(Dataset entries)
-------------------------

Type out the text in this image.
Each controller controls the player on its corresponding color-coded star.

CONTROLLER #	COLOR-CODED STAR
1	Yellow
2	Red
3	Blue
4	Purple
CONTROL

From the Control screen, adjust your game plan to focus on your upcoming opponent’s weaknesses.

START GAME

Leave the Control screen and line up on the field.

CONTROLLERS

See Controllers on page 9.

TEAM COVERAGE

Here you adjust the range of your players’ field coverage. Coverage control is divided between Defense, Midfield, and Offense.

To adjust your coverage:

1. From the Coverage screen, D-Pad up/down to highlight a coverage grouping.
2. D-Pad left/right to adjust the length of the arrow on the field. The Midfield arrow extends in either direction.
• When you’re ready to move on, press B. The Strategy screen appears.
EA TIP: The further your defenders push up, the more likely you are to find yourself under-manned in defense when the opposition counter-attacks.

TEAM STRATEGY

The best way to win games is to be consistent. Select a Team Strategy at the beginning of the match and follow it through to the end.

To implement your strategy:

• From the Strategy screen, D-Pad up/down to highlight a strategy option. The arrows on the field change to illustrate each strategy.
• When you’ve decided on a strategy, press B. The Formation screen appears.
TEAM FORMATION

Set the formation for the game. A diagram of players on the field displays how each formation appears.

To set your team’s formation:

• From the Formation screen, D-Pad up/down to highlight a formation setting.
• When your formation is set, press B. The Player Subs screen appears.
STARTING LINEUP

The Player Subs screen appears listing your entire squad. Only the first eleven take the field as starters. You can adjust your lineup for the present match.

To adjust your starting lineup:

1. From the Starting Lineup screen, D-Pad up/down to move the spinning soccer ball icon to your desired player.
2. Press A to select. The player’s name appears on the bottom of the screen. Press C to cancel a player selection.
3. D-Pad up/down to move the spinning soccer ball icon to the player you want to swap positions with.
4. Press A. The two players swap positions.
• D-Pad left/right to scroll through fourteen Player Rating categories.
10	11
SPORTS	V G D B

-------------------------

What this task involves: Output every record above exactly as it appears.

Problem solution:
Type out the text in this image.
Each controller controls the player on its corresponding color-coded star.

CONTROLLER #	COLOR-CODED STAR
1	Yellow
2	Red
3	Blue
4	Purple
CONTROL

From the Control screen, adjust your game plan to focus on your upcoming opponent’s weaknesses.

START GAME

Leave the Control screen and line up on the field.

CONTROLLERS

See Controllers on page 9.

TEAM COVERAGE

Here you adjust the range of your players’ field coverage. Coverage control is divided between Defense, Midfield, and Offense.

To adjust your coverage:

1. From the Coverage screen, D-Pad up/down to highlight a coverage grouping.
2. D-Pad left/right to adjust the length of the arrow on the field. The Midfield arrow extends in either direction.
• When you’re ready to move on, press B. The Strategy screen appears.
EA TIP: The further your defenders push up, the more likely you are to find yourself under-manned in defense when the opposition counter-attacks.

TEAM STRATEGY

The best way to win games is to be consistent. Select a Team Strategy at the beginning of the match and follow it through to the end.

To implement your strategy:

• From the Strategy screen, D-Pad up/down to highlight a strategy option. The arrows on the field change to illustrate each strategy.
• When you’ve decided on a strategy, press B. The Formation screen appears.
TEAM FORMATION

Set the formation for the game. A diagram of players on the field displays how each formation appears.

To set your team’s formation:

• From the Formation screen, D-Pad up/down to highlight a formation setting.
• When your formation is set, press B. The Player Subs screen appears.
STARTING LINEUP

The Player Subs screen appears listing your entire squad. Only the first eleven take the field as starters. You can adjust your lineup for the present match.

To adjust your starting lineup:

1. From the Starting Lineup screen, D-Pad up/down to move the spinning soccer ball icon to your desired player.
2. Press A to select. The player’s name appears on the bottom of the screen. Press C to cancel a player selection.
3. D-Pad up/down to move the spinning soccer ball icon to the player you want to swap positions with.
4. Press A. The two players swap positions.
• D-Pad left/right to scroll through fourteen Player Rating categories.
10	11
SPORTS	V G D B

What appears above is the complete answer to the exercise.